AIM OF THE TASK: Copy each line that contains the string "utility".

>>

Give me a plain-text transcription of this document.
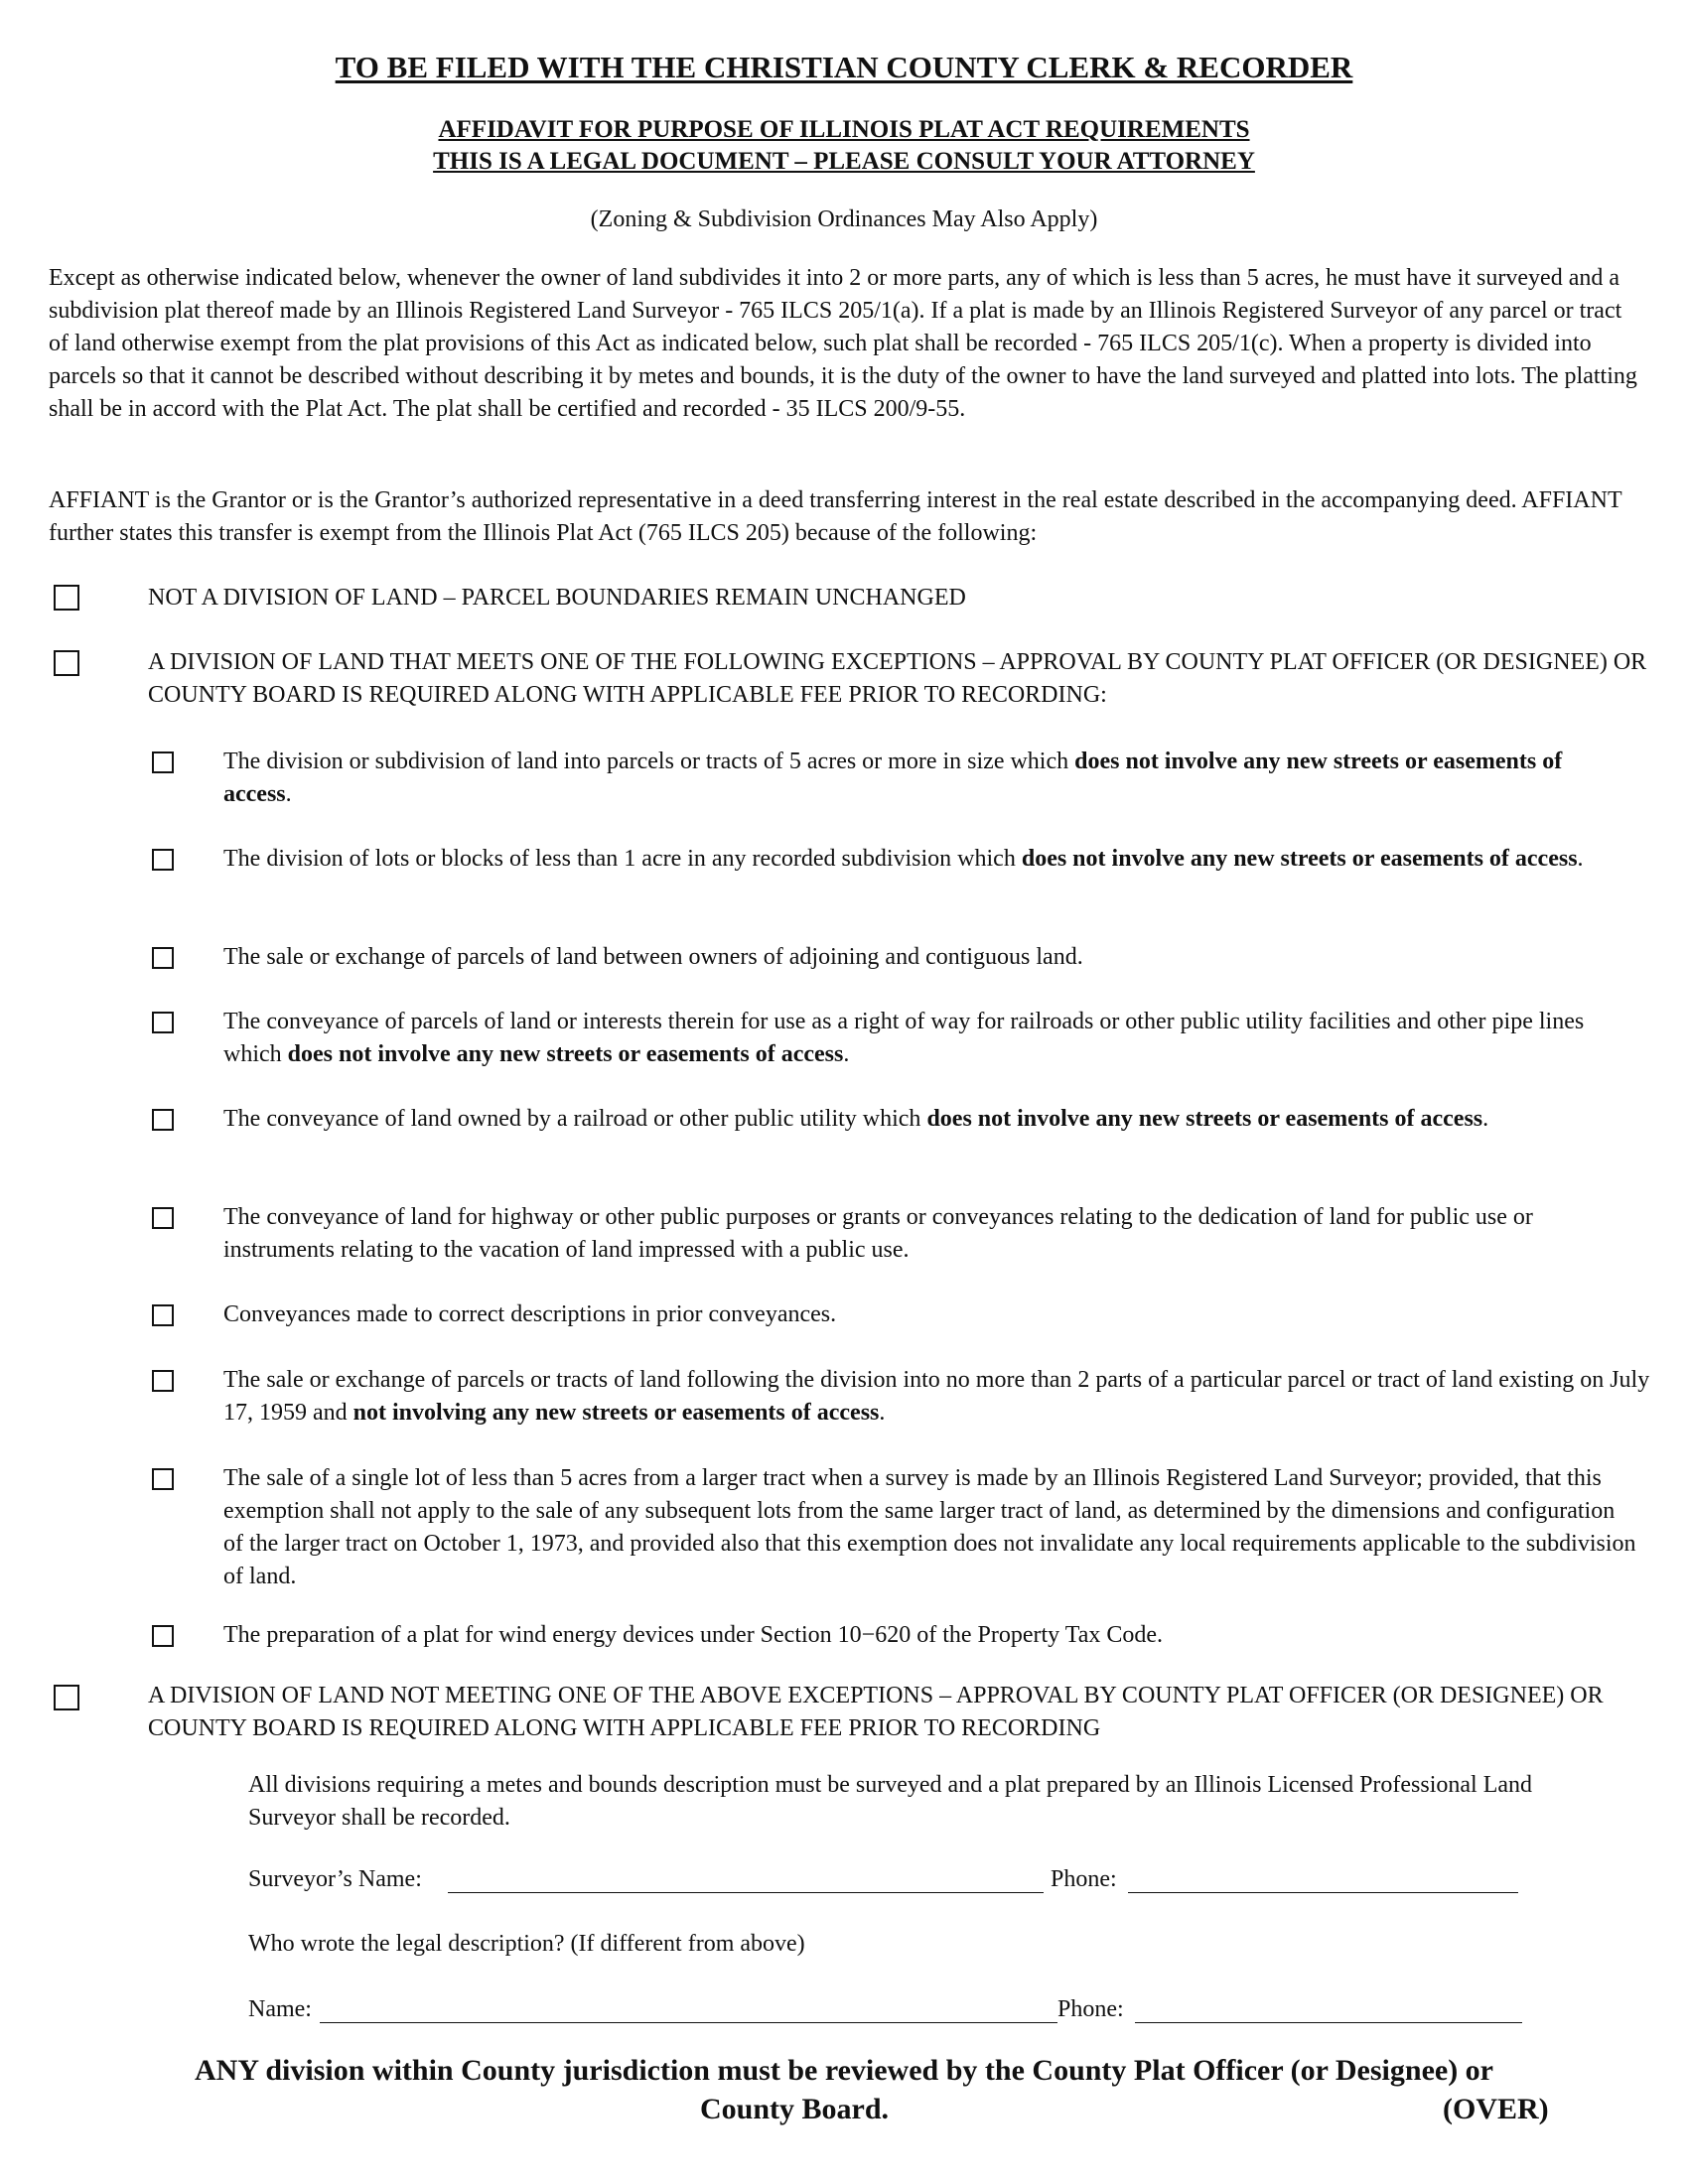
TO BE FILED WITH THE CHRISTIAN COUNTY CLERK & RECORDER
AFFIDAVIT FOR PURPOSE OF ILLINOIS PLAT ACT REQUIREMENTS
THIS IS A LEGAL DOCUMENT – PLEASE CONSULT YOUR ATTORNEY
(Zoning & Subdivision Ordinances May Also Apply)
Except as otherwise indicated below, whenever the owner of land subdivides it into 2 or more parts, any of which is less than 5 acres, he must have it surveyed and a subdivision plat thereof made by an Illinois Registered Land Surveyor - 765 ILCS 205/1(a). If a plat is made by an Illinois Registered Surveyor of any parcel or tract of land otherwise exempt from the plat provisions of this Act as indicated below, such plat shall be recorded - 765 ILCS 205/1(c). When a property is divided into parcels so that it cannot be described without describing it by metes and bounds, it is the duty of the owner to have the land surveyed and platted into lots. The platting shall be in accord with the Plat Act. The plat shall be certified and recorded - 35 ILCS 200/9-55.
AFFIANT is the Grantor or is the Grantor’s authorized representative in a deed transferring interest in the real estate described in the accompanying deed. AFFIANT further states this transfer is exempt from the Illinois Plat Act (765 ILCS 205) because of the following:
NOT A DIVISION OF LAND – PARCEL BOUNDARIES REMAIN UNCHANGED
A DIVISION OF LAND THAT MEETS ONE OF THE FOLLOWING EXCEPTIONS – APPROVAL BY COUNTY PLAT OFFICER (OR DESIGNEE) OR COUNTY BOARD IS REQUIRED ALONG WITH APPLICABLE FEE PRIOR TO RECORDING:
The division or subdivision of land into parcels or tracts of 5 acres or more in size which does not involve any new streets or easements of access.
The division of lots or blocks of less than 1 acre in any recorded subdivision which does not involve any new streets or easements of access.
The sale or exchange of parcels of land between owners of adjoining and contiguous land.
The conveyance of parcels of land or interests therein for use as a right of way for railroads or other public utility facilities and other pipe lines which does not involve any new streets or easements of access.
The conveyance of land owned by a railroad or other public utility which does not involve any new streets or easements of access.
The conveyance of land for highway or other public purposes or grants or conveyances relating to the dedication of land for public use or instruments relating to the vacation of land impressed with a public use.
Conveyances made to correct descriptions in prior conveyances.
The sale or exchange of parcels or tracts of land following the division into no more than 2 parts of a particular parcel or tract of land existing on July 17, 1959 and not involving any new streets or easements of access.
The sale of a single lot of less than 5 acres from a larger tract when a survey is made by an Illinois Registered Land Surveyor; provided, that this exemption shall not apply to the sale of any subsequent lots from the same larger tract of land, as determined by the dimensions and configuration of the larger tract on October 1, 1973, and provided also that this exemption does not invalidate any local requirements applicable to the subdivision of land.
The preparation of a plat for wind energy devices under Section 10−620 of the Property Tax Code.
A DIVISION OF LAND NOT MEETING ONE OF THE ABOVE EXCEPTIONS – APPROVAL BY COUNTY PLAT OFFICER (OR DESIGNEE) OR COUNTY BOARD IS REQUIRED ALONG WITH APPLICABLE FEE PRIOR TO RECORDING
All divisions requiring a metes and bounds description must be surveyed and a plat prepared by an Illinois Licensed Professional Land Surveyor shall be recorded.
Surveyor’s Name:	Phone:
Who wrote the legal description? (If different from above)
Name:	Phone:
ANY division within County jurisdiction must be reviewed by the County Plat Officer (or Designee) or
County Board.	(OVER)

<<

RESPONSE TO THIS EXERCISE:
The conveyance of parcels of land or interests therein for use as a right of way for railroads or other public utility facilities and other pipe lines which does not involve any new streets or easements of access.
The conveyance of land owned by a railroad or other public utility which does not involve any new streets or easements of access.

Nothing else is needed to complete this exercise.